**WORK REQUIRED**
Write out every entry precisely as given, leaving the pictures out.

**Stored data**
--- START ---
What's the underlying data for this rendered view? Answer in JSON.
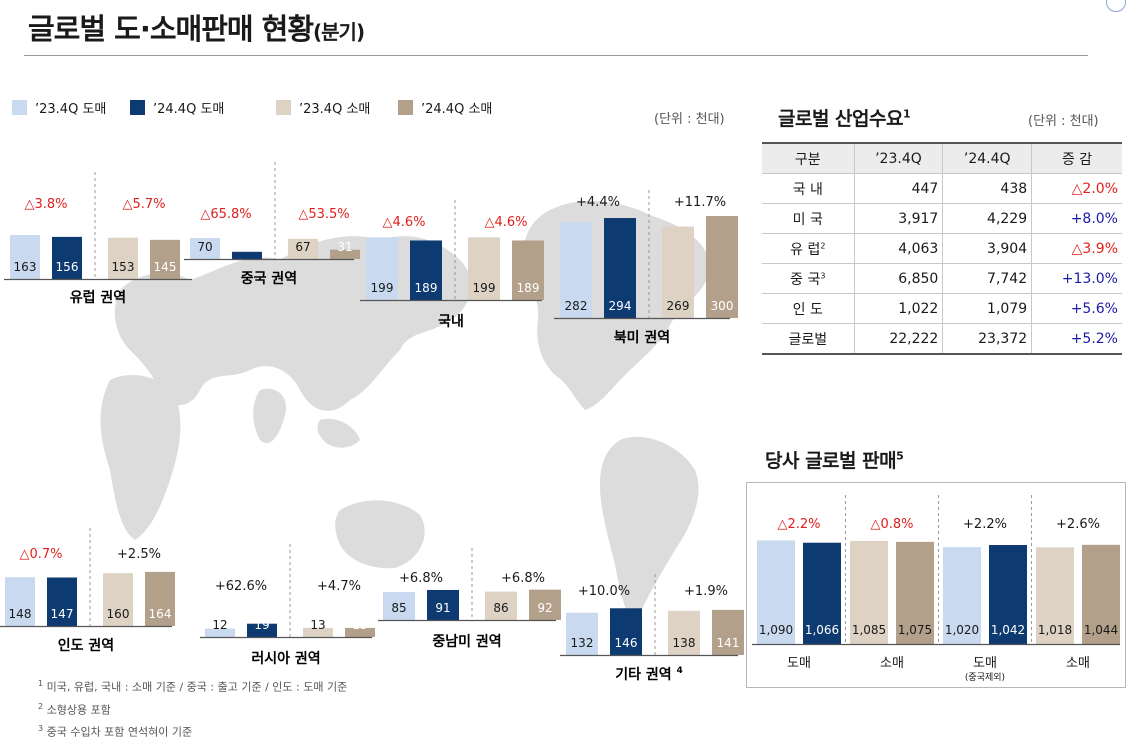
{
  "header": {
    "title": "글로벌 도·소매판매 현황",
    "title_suffix": "(분기)"
  },
  "legend": [
    {
      "label": "’23.4Q 도매",
      "color": "#c9daf0"
    },
    {
      "label": "’24.4Q 도매",
      "color": "#0e3a72"
    },
    {
      "label": "’23.4Q 소매",
      "color": "#ddd2c4"
    },
    {
      "label": "’24.4Q 소매",
      "color": "#b3a08a"
    }
  ],
  "colors": {
    "increase": "#1a1aa8",
    "decrease": "#e0201c",
    "neutral": "#1a1a1a",
    "map": "#dcdcdc",
    "header_fill": "#ececec"
  },
  "units": {
    "map_unit": "(단위 : 천대)",
    "table_unit": "(단위 : 천대)"
  },
  "chart_data": [
    {
      "type": "bar",
      "title": "유럽 권역",
      "categories": [
        "’23.4Q 도매",
        "’24.4Q 도매",
        "’23.4Q 소매",
        "’24.4Q 소매"
      ],
      "values": [
        163,
        156,
        153,
        145
      ],
      "changes": [
        {
          "label": "△3.8%",
          "dir": "down"
        },
        {
          "label": "△5.7%",
          "dir": "down"
        }
      ]
    },
    {
      "type": "bar",
      "title": "중국 권역",
      "categories": [
        "’23.4Q 도매",
        "’24.4Q 도매",
        "’23.4Q 소매",
        "’24.4Q 소매"
      ],
      "values": [
        70,
        24,
        67,
        31
      ],
      "changes": [
        {
          "label": "△65.8%",
          "dir": "down"
        },
        {
          "label": "△53.5%",
          "dir": "down"
        }
      ]
    },
    {
      "type": "bar",
      "title": "국내",
      "categories": [
        "’23.4Q 도매",
        "’24.4Q 도매",
        "’23.4Q 소매",
        "’24.4Q 소매"
      ],
      "values": [
        199,
        189,
        199,
        189
      ],
      "changes": [
        {
          "label": "△4.6%",
          "dir": "down"
        },
        {
          "label": "△4.6%",
          "dir": "down"
        }
      ]
    },
    {
      "type": "bar",
      "title": "북미 권역",
      "categories": [
        "’23.4Q 도매",
        "’24.4Q 도매",
        "’23.4Q 소매",
        "’24.4Q 소매"
      ],
      "values": [
        282,
        294,
        269,
        300
      ],
      "changes": [
        {
          "label": "+4.4%",
          "dir": "up"
        },
        {
          "label": "+11.7%",
          "dir": "up"
        }
      ]
    },
    {
      "type": "bar",
      "title": "인도 권역",
      "categories": [
        "’23.4Q 도매",
        "’24.4Q 도매",
        "’23.4Q 소매",
        "’24.4Q 소매"
      ],
      "values": [
        148,
        147,
        160,
        164
      ],
      "changes": [
        {
          "label": "△0.7%",
          "dir": "down"
        },
        {
          "label": "+2.5%",
          "dir": "up"
        }
      ]
    },
    {
      "type": "bar",
      "title": "러시아 권역",
      "categories": [
        "’23.4Q 도매",
        "’24.4Q 도매",
        "’23.4Q 소매",
        "’24.4Q 소매"
      ],
      "values": [
        12,
        19,
        13,
        13
      ],
      "changes": [
        {
          "label": "+62.6%",
          "dir": "up"
        },
        {
          "label": "+4.7%",
          "dir": "up"
        }
      ]
    },
    {
      "type": "bar",
      "title": "중남미 권역",
      "categories": [
        "’23.4Q 도매",
        "’24.4Q 도매",
        "’23.4Q 소매",
        "’24.4Q 소매"
      ],
      "values": [
        85,
        91,
        86,
        92
      ],
      "changes": [
        {
          "label": "+6.8%",
          "dir": "up"
        },
        {
          "label": "+6.8%",
          "dir": "up"
        }
      ]
    },
    {
      "type": "bar",
      "title": "기타 권역",
      "title_sup": "4",
      "categories": [
        "’23.4Q 도매",
        "’24.4Q 도매",
        "’23.4Q 소매",
        "’24.4Q 소매"
      ],
      "values": [
        132,
        146,
        138,
        141
      ],
      "changes": [
        {
          "label": "+10.0%",
          "dir": "up"
        },
        {
          "label": "+1.9%",
          "dir": "up"
        }
      ]
    },
    {
      "type": "bar",
      "title": "당사 글로벌 판매",
      "groups": [
        {
          "label": "도매",
          "values": [
            1090,
            1066
          ],
          "change": {
            "label": "△2.2%",
            "dir": "down"
          }
        },
        {
          "label": "소매",
          "values": [
            1085,
            1075
          ],
          "change": {
            "label": "△0.8%",
            "dir": "down"
          }
        },
        {
          "label": "도매",
          "sublabel": "(중국제외)",
          "values": [
            1020,
            1042
          ],
          "change": {
            "label": "+2.2%",
            "dir": "up"
          }
        },
        {
          "label": "소매",
          "values": [
            1018,
            1044
          ],
          "change": {
            "label": "+2.6%",
            "dir": "up"
          }
        }
      ]
    }
  ],
  "demand": {
    "title": "글로벌 산업수요",
    "title_sup": "1",
    "headers": [
      "구분",
      "’23.4Q",
      "’24.4Q",
      "증 감"
    ],
    "rows": [
      {
        "region": "국 내",
        "sup": "",
        "q23": "447",
        "q24": "438",
        "change": "△2.0%",
        "dir": "down"
      },
      {
        "region": "미 국",
        "sup": "",
        "q23": "3,917",
        "q24": "4,229",
        "change": "+8.0%",
        "dir": "up"
      },
      {
        "region": "유 럽",
        "sup": "2",
        "q23": "4,063",
        "q24": "3,904",
        "change": "△3.9%",
        "dir": "down"
      },
      {
        "region": "중 국",
        "sup": "3",
        "q23": "6,850",
        "q24": "7,742",
        "change": "+13.0%",
        "dir": "up"
      },
      {
        "region": "인 도",
        "sup": "",
        "q23": "1,022",
        "q24": "1,079",
        "change": "+5.6%",
        "dir": "up"
      },
      {
        "region": "글로벌",
        "sup": "",
        "q23": "22,222",
        "q24": "23,372",
        "change": "+5.2%",
        "dir": "up"
      }
    ]
  },
  "sales": {
    "title": "당사 글로벌 판매",
    "title_sup": "5"
  },
  "footnotes": [
    {
      "sup": "1",
      "text": " 미국, 유럽, 국내 : 소매 기준 / 중국 : 출고 기준 / 인도 : 도매 기준"
    },
    {
      "sup": "2",
      "text": " 소형상용 포함"
    },
    {
      "sup": "3",
      "text": " 중국 수입차 포함 연석혀이 기준"
    }
  ]
}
--- END ---
**EXPECTED OUTPUT**
What's the underlying data for this rendered view? Answer in JSON.
{
  "header": {
    "title": "글로벌 도·소매판매 현황",
    "title_suffix": "(분기)"
  },
  "legend": [
    {
      "label": "’23.4Q 도매",
      "color": "#c9daf0"
    },
    {
      "label": "’24.4Q 도매",
      "color": "#0e3a72"
    },
    {
      "label": "’23.4Q 소매",
      "color": "#ddd2c4"
    },
    {
      "label": "’24.4Q 소매",
      "color": "#b3a08a"
    }
  ],
  "colors": {
    "increase": "#1a1aa8",
    "decrease": "#e0201c",
    "neutral": "#1a1a1a",
    "map": "#dcdcdc",
    "header_fill": "#ececec"
  },
  "units": {
    "map_unit": "(단위 : 천대)",
    "table_unit": "(단위 : 천대)"
  },
  "chart_data": [
    {
      "type": "bar",
      "title": "유럽 권역",
      "categories": [
        "’23.4Q 도매",
        "’24.4Q 도매",
        "’23.4Q 소매",
        "’24.4Q 소매"
      ],
      "values": [
        163,
        156,
        153,
        145
      ],
      "changes": [
        {
          "label": "△3.8%",
          "dir": "down"
        },
        {
          "label": "△5.7%",
          "dir": "down"
        }
      ]
    },
    {
      "type": "bar",
      "title": "중국 권역",
      "categories": [
        "’23.4Q 도매",
        "’24.4Q 도매",
        "’23.4Q 소매",
        "’24.4Q 소매"
      ],
      "values": [
        70,
        24,
        67,
        31
      ],
      "changes": [
        {
          "label": "△65.8%",
          "dir": "down"
        },
        {
          "label": "△53.5%",
          "dir": "down"
        }
      ]
    },
    {
      "type": "bar",
      "title": "국내",
      "categories": [
        "’23.4Q 도매",
        "’24.4Q 도매",
        "’23.4Q 소매",
        "’24.4Q 소매"
      ],
      "values": [
        199,
        189,
        199,
        189
      ],
      "changes": [
        {
          "label": "△4.6%",
          "dir": "down"
        },
        {
          "label": "△4.6%",
          "dir": "down"
        }
      ]
    },
    {
      "type": "bar",
      "title": "북미 권역",
      "categories": [
        "’23.4Q 도매",
        "’24.4Q 도매",
        "’23.4Q 소매",
        "’24.4Q 소매"
      ],
      "values": [
        282,
        294,
        269,
        300
      ],
      "changes": [
        {
          "label": "+4.4%",
          "dir": "up"
        },
        {
          "label": "+11.7%",
          "dir": "up"
        }
      ]
    },
    {
      "type": "bar",
      "title": "인도 권역",
      "categories": [
        "’23.4Q 도매",
        "’24.4Q 도매",
        "’23.4Q 소매",
        "’24.4Q 소매"
      ],
      "values": [
        148,
        147,
        160,
        164
      ],
      "changes": [
        {
          "label": "△0.7%",
          "dir": "down"
        },
        {
          "label": "+2.5%",
          "dir": "up"
        }
      ]
    },
    {
      "type": "bar",
      "title": "러시아 권역",
      "categories": [
        "’23.4Q 도매",
        "’24.4Q 도매",
        "’23.4Q 소매",
        "’24.4Q 소매"
      ],
      "values": [
        12,
        19,
        13,
        13
      ],
      "changes": [
        {
          "label": "+62.6%",
          "dir": "up"
        },
        {
          "label": "+4.7%",
          "dir": "up"
        }
      ]
    },
    {
      "type": "bar",
      "title": "중남미 권역",
      "categories": [
        "’23.4Q 도매",
        "’24.4Q 도매",
        "’23.4Q 소매",
        "’24.4Q 소매"
      ],
      "values": [
        85,
        91,
        86,
        92
      ],
      "changes": [
        {
          "label": "+6.8%",
          "dir": "up"
        },
        {
          "label": "+6.8%",
          "dir": "up"
        }
      ]
    },
    {
      "type": "bar",
      "title": "기타 권역",
      "title_sup": "4",
      "categories": [
        "’23.4Q 도매",
        "’24.4Q 도매",
        "’23.4Q 소매",
        "’24.4Q 소매"
      ],
      "values": [
        132,
        146,
        138,
        141
      ],
      "changes": [
        {
          "label": "+10.0%",
          "dir": "up"
        },
        {
          "label": "+1.9%",
          "dir": "up"
        }
      ]
    },
    {
      "type": "bar",
      "title": "당사 글로벌 판매",
      "groups": [
        {
          "label": "도매",
          "values": [
            1090,
            1066
          ],
          "change": {
            "label": "△2.2%",
            "dir": "down"
          }
        },
        {
          "label": "소매",
          "values": [
            1085,
            1075
          ],
          "change": {
            "label": "△0.8%",
            "dir": "down"
          }
        },
        {
          "label": "도매",
          "sublabel": "(중국제외)",
          "values": [
            1020,
            1042
          ],
          "change": {
            "label": "+2.2%",
            "dir": "up"
          }
        },
        {
          "label": "소매",
          "values": [
            1018,
            1044
          ],
          "change": {
            "label": "+2.6%",
            "dir": "up"
          }
        }
      ]
    }
  ],
  "demand": {
    "title": "글로벌 산업수요",
    "title_sup": "1",
    "headers": [
      "구분",
      "’23.4Q",
      "’24.4Q",
      "증 감"
    ],
    "rows": [
      {
        "region": "국 내",
        "sup": "",
        "q23": "447",
        "q24": "438",
        "change": "△2.0%",
        "dir": "down"
      },
      {
        "region": "미 국",
        "sup": "",
        "q23": "3,917",
        "q24": "4,229",
        "change": "+8.0%",
        "dir": "up"
      },
      {
        "region": "유 럽",
        "sup": "2",
        "q23": "4,063",
        "q24": "3,904",
        "change": "△3.9%",
        "dir": "down"
      },
      {
        "region": "중 국",
        "sup": "3",
        "q23": "6,850",
        "q24": "7,742",
        "change": "+13.0%",
        "dir": "up"
      },
      {
        "region": "인 도",
        "sup": "",
        "q23": "1,022",
        "q24": "1,079",
        "change": "+5.6%",
        "dir": "up"
      },
      {
        "region": "글로벌",
        "sup": "",
        "q23": "22,222",
        "q24": "23,372",
        "change": "+5.2%",
        "dir": "up"
      }
    ]
  },
  "sales": {
    "title": "당사 글로벌 판매",
    "title_sup": "5"
  },
  "footnotes": [
    {
      "sup": "1",
      "text": " 미국, 유럽, 국내 : 소매 기준 / 중국 : 출고 기준 / 인도 : 도매 기준"
    },
    {
      "sup": "2",
      "text": " 소형상용 포함"
    },
    {
      "sup": "3",
      "text": " 중국 수입차 포함 연석혀이 기준"
    }
  ]
}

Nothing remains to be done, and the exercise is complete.